=== SET TASK ===
Do any lines in the data below contain "this"? If so, copy every one of them.

=== EXTRACTED ENTRIES ===
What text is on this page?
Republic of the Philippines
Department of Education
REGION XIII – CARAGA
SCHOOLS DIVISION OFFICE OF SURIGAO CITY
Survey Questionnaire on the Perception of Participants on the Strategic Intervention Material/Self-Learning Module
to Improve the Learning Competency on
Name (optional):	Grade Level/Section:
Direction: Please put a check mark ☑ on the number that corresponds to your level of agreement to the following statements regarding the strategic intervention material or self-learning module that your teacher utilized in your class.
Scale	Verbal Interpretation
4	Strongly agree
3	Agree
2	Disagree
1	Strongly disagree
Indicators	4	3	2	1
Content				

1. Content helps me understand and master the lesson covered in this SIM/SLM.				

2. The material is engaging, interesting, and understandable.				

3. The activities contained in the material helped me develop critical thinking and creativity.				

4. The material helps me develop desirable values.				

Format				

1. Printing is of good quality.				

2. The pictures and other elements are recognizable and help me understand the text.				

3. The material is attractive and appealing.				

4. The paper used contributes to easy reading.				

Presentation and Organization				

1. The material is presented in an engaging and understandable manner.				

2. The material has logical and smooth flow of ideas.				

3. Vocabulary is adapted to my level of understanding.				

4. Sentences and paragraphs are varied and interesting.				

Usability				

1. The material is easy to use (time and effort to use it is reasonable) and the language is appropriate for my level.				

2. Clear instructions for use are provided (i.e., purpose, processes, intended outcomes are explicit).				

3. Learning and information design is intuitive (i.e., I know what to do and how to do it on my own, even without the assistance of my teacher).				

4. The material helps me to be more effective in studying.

=== COMPLETE RESPONSE ===
What text is on this page?
1. Content helps me understand and master the lesson covered in this SIM/SLM.				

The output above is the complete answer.